§ WRITTEN PROBLEM
Return the listing word for word, as given.

§ MATERIAL
--- Start ---
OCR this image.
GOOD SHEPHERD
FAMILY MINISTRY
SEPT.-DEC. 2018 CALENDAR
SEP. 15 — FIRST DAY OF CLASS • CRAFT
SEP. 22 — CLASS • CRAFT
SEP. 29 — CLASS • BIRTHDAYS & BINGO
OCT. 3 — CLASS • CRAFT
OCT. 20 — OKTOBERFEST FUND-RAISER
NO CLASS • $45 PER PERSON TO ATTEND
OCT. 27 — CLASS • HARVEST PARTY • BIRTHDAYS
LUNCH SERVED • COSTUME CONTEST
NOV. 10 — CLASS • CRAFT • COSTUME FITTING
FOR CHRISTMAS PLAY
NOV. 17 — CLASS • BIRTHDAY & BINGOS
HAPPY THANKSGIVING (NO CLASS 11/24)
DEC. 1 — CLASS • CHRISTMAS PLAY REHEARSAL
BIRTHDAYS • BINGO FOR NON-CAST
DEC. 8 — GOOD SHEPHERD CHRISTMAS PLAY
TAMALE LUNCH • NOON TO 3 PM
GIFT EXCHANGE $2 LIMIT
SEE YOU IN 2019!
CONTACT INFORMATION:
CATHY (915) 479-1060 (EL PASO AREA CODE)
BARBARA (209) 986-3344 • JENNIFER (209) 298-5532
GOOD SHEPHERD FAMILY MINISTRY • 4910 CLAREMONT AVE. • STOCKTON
--- End ---
§ FINISHED ANSWER
OCR this image.
GOOD SHEPHERD
FAMILY MINISTRY
SEPT.-DEC. 2018 CALENDAR
SEP. 15 — FIRST DAY OF CLASS • CRAFT
SEP. 22 — CLASS • CRAFT
SEP. 29 — CLASS • BIRTHDAYS & BINGO
OCT. 3 — CLASS • CRAFT
OCT. 20 — OKTOBERFEST FUND-RAISER
NO CLASS • $45 PER PERSON TO ATTEND
OCT. 27 — CLASS • HARVEST PARTY • BIRTHDAYS
LUNCH SERVED • COSTUME CONTEST
NOV. 10 — CLASS • CRAFT • COSTUME FITTING
FOR CHRISTMAS PLAY
NOV. 17 — CLASS • BIRTHDAY & BINGOS
HAPPY THANKSGIVING (NO CLASS 11/24)
DEC. 1 — CLASS • CHRISTMAS PLAY REHEARSAL
BIRTHDAYS • BINGO FOR NON-CAST
DEC. 8 — GOOD SHEPHERD CHRISTMAS PLAY
TAMALE LUNCH • NOON TO 3 PM
GIFT EXCHANGE $2 LIMIT
SEE YOU IN 2019!
CONTACT INFORMATION:
CATHY (915) 479-1060 (EL PASO AREA CODE)
BARBARA (209) 986-3344 • JENNIFER (209) 298-5532
GOOD SHEPHERD FAMILY MINISTRY • 4910 CLAREMONT AVE. • STOCKTON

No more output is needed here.